Task directions ▸ All lines featuring the string "szerinti" are to be listed.

Stored entries:
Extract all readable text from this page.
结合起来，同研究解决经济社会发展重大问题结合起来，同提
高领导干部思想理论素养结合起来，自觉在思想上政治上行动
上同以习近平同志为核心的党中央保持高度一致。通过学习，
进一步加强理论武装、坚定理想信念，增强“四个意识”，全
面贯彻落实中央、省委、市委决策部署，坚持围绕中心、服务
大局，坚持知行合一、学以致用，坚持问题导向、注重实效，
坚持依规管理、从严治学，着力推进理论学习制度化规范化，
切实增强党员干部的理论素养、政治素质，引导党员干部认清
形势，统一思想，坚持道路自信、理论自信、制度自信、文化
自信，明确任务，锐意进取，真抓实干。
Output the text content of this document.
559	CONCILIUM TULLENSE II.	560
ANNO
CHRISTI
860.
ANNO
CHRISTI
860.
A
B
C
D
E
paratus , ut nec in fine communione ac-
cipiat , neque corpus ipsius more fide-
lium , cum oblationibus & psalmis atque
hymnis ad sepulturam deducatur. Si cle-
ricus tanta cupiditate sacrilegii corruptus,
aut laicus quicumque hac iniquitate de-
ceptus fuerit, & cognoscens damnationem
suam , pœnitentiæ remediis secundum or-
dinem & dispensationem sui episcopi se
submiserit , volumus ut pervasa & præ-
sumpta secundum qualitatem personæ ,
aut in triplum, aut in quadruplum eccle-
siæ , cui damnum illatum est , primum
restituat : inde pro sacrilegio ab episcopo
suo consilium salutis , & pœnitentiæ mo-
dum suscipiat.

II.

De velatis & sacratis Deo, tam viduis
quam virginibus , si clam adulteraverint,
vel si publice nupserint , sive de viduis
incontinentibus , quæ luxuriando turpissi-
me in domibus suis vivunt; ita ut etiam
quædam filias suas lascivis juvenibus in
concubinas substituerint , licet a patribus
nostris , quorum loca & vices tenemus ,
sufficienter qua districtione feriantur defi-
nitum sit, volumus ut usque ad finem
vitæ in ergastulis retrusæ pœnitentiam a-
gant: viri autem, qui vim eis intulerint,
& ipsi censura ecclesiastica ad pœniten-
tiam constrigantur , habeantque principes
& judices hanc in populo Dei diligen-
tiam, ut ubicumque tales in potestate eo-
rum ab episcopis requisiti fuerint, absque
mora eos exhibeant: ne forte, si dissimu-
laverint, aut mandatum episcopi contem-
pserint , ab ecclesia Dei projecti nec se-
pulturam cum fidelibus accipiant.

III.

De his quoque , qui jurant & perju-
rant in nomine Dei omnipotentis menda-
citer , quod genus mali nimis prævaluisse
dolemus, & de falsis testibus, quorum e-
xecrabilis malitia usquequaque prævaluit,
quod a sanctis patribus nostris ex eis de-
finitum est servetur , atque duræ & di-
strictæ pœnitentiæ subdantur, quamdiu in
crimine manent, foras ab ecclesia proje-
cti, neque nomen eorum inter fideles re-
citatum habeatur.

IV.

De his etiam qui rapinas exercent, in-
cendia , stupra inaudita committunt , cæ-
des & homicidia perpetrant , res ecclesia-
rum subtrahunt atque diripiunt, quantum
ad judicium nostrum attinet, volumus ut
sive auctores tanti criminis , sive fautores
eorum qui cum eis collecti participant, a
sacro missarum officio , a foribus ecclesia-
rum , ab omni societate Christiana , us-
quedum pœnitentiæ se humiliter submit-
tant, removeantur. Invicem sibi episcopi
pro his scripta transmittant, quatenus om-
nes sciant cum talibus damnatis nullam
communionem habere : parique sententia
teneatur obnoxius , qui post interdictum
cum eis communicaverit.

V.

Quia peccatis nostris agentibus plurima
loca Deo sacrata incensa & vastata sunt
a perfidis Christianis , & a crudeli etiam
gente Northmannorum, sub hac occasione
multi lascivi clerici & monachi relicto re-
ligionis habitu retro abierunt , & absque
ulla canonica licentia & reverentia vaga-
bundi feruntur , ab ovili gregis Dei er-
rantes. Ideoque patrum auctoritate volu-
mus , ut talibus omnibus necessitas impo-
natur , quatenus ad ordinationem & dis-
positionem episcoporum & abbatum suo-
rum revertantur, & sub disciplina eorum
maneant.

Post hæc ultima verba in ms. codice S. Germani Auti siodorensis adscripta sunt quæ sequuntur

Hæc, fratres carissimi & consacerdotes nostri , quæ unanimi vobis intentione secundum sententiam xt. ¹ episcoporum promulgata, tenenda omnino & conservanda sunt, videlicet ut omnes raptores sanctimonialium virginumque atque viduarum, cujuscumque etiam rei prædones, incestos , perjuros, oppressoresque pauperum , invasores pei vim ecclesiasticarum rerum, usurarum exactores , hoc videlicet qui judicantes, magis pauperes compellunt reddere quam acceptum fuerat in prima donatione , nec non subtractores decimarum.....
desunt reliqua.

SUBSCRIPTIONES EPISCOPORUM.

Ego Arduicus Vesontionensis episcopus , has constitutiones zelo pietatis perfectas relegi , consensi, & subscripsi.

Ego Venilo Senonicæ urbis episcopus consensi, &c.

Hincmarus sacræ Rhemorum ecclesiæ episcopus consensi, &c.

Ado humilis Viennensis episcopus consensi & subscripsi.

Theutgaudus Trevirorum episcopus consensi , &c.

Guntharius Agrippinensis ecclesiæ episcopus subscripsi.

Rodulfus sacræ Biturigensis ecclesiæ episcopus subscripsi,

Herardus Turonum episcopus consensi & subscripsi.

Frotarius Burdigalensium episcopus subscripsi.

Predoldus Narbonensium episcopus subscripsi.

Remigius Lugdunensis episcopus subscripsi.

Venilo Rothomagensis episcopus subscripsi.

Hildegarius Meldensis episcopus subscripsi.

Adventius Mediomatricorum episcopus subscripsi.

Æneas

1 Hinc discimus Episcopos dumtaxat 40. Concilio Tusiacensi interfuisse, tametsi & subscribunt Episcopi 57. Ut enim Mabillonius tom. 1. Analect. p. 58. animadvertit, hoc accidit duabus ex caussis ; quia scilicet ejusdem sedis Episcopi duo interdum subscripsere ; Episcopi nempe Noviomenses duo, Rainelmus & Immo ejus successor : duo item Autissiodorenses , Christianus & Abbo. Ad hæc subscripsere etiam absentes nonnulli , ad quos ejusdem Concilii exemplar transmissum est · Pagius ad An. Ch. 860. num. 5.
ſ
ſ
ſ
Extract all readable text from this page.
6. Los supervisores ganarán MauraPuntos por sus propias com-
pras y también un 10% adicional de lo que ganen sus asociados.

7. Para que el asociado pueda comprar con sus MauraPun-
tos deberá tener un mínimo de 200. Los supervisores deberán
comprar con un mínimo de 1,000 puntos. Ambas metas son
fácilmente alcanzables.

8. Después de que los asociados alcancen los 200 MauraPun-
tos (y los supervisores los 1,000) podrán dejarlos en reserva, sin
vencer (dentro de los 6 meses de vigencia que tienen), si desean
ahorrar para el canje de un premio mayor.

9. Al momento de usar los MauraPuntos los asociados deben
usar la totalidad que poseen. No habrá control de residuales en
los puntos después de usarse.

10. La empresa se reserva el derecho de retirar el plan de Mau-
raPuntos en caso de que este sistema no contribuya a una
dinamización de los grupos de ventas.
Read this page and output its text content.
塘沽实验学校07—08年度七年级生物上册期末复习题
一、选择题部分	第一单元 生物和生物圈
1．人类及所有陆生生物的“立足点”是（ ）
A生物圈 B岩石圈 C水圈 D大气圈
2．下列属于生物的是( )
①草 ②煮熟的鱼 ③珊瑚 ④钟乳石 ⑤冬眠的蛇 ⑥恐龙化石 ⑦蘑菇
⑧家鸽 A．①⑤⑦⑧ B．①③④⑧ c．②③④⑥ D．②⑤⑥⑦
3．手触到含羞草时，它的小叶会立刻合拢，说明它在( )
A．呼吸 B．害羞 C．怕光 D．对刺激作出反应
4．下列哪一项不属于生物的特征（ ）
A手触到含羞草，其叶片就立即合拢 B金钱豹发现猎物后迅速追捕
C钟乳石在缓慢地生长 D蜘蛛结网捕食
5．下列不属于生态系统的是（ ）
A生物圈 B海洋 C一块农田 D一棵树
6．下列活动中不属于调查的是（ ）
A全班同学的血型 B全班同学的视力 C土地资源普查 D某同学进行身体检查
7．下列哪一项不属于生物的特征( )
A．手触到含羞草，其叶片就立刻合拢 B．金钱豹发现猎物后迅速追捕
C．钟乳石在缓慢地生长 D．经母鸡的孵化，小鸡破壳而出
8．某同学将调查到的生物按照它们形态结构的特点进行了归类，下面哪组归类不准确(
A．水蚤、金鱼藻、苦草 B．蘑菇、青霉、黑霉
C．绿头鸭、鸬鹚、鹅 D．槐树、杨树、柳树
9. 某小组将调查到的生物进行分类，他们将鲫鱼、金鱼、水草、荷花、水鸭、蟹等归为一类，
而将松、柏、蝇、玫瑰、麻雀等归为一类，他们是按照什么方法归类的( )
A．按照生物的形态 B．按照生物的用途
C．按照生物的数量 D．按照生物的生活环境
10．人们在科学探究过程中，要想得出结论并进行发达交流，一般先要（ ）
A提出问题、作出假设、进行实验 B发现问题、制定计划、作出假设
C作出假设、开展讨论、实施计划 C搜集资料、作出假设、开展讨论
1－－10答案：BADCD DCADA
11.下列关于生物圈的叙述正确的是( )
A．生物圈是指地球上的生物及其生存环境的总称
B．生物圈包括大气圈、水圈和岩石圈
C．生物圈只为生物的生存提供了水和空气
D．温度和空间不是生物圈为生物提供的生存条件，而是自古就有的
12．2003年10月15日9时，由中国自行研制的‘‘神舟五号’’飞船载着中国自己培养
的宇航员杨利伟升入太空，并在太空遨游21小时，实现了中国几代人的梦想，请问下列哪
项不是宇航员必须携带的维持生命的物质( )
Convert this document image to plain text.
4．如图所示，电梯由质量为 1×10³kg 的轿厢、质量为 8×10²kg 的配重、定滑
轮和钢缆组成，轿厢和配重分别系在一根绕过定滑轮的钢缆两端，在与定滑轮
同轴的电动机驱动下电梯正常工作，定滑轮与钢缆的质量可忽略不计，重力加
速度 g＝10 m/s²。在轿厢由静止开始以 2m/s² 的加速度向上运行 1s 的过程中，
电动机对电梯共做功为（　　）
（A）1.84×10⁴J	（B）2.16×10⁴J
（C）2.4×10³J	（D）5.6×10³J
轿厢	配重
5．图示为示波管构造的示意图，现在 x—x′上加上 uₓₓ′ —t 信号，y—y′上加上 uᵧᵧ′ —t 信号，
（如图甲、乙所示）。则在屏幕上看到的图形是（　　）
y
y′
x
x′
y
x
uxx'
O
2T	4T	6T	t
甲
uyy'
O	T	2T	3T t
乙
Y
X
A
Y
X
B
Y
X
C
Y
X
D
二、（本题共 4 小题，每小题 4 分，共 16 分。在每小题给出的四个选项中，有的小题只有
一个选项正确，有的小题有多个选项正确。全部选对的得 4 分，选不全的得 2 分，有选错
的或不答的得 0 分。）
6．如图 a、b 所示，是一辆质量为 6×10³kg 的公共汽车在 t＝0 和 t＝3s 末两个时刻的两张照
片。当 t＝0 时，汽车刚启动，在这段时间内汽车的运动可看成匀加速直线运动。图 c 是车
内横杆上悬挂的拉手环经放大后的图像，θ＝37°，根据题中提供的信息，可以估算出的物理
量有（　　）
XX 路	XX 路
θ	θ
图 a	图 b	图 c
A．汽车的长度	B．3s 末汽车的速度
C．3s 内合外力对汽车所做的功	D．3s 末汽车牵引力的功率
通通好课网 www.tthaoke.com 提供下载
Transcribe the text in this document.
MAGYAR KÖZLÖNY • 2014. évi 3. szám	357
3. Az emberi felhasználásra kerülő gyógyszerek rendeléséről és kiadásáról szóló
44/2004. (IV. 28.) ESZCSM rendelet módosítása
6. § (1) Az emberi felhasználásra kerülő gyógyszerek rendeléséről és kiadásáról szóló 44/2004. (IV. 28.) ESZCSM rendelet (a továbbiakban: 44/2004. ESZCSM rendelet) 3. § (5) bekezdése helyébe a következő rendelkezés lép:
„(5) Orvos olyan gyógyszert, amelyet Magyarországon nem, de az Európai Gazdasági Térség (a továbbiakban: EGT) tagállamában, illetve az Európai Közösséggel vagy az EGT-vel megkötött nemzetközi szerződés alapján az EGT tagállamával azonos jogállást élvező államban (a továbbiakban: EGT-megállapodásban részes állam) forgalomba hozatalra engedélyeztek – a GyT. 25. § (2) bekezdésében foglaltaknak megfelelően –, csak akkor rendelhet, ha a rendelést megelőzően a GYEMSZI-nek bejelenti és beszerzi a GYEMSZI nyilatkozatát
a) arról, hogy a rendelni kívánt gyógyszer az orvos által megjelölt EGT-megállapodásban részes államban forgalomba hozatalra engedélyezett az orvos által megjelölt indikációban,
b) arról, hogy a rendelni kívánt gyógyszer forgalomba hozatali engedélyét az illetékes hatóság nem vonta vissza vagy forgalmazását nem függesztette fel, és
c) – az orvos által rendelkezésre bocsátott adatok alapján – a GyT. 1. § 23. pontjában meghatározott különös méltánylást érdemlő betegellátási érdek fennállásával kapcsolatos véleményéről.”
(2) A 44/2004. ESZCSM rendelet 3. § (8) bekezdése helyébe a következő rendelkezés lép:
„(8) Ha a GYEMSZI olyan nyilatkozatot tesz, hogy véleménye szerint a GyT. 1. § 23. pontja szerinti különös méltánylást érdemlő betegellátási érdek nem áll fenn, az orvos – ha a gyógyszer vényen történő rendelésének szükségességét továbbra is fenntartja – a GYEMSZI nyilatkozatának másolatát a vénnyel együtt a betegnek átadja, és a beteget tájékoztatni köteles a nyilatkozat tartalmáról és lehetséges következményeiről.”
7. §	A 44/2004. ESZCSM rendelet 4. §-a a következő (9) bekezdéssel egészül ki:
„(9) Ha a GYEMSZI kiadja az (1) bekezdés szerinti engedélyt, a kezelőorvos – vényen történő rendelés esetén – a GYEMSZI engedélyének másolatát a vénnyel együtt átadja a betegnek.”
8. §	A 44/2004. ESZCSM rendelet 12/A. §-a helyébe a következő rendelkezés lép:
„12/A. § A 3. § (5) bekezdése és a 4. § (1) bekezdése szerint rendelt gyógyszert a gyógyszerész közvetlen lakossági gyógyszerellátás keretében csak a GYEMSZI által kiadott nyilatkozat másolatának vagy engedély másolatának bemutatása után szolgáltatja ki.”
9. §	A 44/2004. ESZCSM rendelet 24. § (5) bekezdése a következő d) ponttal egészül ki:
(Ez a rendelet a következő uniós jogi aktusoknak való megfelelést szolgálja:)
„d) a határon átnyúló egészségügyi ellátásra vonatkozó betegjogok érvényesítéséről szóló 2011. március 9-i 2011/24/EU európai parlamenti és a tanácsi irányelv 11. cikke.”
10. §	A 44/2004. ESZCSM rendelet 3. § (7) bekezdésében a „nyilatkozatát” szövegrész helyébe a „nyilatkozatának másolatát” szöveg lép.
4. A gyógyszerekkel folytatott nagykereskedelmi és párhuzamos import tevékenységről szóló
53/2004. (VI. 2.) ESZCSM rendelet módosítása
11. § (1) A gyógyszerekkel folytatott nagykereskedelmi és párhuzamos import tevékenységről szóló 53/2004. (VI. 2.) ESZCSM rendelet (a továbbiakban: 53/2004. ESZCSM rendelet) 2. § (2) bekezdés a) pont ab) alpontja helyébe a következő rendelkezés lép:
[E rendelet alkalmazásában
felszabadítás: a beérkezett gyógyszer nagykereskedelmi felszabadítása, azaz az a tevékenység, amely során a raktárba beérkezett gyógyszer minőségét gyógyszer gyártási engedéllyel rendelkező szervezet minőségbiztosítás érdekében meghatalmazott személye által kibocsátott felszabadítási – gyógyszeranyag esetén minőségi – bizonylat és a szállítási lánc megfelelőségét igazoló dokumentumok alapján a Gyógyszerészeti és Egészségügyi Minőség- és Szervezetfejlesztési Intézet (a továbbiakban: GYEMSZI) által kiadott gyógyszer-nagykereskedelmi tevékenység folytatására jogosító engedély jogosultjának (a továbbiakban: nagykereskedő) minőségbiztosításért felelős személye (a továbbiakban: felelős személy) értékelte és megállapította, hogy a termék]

Result for this exercise ▸
„(8) Ha a GYEMSZI olyan nyilatkozatot tesz, hogy véleménye szerint a GyT. 1. § 23. pontja szerinti különös méltánylást érdemlő betegellátási érdek nem áll fenn, az orvos – ha a gyógyszer vényen történő rendelésének szükségességét továbbra is fenntartja – a GYEMSZI nyilatkozatának másolatát a vénnyel együtt a betegnek átadja, és a beteget tájékoztatni köteles a nyilatkozat tartalmáról és lehetséges következményeiről.”
„(9) Ha a GYEMSZI kiadja az (1) bekezdés szerinti engedélyt, a kezelőorvos – vényen történő rendelés esetén – a GYEMSZI engedélyének másolatát a vénnyel együtt átadja a betegnek.”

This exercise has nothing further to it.